_Listed records_
%%
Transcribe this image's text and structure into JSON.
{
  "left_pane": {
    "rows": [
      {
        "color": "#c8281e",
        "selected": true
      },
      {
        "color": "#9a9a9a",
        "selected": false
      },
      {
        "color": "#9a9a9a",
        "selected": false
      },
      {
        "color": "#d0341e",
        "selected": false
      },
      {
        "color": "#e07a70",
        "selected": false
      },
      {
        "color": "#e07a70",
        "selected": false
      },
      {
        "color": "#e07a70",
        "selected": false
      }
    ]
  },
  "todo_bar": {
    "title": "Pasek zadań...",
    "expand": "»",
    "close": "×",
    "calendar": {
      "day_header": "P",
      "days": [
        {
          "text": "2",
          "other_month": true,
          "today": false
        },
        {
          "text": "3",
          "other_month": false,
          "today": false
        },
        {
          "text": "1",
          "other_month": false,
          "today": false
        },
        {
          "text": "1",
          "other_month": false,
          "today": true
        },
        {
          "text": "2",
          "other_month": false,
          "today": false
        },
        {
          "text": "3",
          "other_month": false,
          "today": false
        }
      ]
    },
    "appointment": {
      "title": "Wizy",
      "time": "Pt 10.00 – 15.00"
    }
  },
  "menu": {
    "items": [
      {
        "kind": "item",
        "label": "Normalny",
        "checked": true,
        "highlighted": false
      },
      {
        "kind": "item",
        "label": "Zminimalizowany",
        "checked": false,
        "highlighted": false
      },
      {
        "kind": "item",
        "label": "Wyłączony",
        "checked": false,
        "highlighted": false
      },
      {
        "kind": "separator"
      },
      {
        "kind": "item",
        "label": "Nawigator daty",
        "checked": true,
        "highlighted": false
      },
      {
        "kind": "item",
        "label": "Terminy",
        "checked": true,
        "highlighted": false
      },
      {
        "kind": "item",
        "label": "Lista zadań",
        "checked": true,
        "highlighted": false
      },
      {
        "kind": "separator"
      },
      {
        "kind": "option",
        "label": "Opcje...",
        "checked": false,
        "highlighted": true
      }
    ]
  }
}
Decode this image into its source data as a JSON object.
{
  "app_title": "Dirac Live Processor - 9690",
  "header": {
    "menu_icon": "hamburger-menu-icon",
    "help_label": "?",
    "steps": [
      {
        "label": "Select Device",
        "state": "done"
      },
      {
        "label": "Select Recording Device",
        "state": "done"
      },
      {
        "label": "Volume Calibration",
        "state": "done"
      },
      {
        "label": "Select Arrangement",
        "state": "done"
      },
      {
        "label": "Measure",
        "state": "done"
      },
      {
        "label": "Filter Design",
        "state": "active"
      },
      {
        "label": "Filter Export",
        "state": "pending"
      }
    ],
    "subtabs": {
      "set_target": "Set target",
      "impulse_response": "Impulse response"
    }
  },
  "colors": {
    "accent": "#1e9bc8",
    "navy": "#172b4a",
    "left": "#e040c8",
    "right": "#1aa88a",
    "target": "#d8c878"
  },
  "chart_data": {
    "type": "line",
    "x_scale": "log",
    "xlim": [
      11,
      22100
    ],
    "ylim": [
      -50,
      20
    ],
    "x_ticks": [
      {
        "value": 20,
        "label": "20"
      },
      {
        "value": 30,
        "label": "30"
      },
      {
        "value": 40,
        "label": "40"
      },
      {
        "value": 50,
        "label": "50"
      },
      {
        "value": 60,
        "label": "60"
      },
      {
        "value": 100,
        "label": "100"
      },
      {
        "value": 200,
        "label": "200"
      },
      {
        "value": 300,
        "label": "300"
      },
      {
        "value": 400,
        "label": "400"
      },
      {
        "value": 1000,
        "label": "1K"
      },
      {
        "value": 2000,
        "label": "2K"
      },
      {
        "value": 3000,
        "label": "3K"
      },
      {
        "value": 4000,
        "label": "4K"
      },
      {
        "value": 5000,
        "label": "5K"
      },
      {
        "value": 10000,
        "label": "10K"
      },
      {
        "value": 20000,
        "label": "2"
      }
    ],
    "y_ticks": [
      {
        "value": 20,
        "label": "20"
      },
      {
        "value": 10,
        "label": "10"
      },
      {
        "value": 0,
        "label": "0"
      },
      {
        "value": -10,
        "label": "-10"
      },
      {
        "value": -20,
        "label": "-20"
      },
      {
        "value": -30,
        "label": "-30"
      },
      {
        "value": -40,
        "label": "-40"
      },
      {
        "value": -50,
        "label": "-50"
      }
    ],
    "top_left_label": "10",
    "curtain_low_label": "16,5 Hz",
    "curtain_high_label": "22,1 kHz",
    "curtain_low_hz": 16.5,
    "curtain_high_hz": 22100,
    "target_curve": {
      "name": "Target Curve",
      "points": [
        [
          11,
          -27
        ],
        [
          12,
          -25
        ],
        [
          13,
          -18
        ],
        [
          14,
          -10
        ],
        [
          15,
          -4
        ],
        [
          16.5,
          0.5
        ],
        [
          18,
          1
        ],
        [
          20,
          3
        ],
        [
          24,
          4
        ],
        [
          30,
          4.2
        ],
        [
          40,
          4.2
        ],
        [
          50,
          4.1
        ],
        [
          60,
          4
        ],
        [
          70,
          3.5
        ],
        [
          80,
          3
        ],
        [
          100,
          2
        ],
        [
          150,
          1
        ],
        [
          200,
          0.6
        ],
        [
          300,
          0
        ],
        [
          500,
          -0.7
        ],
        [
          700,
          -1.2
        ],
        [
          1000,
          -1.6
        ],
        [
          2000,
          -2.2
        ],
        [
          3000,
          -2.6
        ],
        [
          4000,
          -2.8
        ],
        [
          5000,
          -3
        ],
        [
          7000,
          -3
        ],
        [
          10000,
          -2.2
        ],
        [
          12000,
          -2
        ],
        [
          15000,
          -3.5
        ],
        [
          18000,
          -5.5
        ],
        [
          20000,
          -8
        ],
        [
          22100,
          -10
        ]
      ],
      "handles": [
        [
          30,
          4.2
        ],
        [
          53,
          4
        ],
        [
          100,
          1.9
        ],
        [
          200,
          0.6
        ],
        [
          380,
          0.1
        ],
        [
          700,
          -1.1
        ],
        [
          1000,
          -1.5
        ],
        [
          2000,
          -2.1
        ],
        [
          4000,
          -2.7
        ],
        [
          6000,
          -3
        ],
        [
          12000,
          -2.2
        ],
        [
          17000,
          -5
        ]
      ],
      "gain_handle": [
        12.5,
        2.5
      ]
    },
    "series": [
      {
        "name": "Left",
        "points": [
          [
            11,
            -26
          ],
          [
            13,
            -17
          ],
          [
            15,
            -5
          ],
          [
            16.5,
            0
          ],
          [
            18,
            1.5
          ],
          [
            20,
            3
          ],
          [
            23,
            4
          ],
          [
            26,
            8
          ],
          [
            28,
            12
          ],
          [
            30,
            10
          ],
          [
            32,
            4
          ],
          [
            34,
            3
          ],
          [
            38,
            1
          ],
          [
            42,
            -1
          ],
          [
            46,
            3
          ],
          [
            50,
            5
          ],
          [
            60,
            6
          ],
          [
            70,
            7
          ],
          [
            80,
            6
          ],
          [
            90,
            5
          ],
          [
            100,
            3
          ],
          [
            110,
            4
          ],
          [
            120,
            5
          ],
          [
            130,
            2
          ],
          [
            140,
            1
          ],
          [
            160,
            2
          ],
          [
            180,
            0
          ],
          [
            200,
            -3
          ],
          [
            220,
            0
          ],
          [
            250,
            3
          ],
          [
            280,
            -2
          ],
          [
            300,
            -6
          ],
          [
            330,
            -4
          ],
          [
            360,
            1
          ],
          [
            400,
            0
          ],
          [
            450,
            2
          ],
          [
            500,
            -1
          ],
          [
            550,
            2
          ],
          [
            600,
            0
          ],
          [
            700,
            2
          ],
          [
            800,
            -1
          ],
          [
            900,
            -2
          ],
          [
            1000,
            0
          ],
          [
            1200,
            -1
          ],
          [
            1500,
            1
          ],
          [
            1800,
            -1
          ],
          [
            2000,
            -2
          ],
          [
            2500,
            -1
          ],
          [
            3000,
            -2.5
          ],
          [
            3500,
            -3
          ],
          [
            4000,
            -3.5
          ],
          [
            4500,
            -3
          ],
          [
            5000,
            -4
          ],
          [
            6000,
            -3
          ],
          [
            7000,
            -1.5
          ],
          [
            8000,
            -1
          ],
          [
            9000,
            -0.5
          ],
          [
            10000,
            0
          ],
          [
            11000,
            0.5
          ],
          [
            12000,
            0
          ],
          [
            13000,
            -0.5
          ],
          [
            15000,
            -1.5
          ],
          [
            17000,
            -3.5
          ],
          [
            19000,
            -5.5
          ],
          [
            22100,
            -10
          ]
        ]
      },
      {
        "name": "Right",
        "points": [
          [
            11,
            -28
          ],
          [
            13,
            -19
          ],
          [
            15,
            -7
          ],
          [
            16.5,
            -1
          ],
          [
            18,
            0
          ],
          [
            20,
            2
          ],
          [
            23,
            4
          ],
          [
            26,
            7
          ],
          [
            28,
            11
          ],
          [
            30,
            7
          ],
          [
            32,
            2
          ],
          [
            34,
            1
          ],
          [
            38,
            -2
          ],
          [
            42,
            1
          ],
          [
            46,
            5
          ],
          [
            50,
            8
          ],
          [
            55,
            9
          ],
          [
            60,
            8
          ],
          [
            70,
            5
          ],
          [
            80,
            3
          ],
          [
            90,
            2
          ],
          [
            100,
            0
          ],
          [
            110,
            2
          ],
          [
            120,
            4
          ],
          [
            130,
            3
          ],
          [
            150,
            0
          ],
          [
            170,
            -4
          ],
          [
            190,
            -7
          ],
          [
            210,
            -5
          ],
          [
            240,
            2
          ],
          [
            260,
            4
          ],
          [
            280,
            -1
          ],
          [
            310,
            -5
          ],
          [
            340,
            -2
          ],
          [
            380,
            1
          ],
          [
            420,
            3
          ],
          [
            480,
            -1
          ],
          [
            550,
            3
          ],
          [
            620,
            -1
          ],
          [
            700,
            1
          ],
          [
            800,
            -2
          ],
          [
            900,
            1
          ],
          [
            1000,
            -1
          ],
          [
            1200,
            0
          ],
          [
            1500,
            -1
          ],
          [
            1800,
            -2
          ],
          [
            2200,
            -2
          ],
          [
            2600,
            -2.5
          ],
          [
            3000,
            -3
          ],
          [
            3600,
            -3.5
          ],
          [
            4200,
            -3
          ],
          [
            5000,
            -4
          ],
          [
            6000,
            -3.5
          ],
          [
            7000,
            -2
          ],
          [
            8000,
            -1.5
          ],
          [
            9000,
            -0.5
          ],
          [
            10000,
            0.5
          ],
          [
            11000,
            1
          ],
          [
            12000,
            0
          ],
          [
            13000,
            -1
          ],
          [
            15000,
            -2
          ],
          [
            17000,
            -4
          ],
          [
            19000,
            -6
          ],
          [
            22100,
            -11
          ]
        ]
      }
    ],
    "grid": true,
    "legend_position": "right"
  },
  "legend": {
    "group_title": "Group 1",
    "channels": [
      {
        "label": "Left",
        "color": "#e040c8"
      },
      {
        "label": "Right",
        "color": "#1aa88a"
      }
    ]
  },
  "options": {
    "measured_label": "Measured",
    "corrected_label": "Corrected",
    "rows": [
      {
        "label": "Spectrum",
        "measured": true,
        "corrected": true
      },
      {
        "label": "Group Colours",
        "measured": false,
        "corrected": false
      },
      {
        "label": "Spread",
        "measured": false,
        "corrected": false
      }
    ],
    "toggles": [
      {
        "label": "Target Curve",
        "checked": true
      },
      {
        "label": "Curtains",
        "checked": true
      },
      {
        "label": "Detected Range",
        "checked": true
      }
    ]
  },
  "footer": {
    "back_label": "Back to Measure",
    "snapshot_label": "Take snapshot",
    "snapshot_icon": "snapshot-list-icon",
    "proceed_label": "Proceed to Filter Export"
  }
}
%%
In the records above, find each line that holds the word "into"; copy all such lines.

_Solved problem_
Transcribe this image's text and structure into JSON.
Decode this image into its source data as a JSON object.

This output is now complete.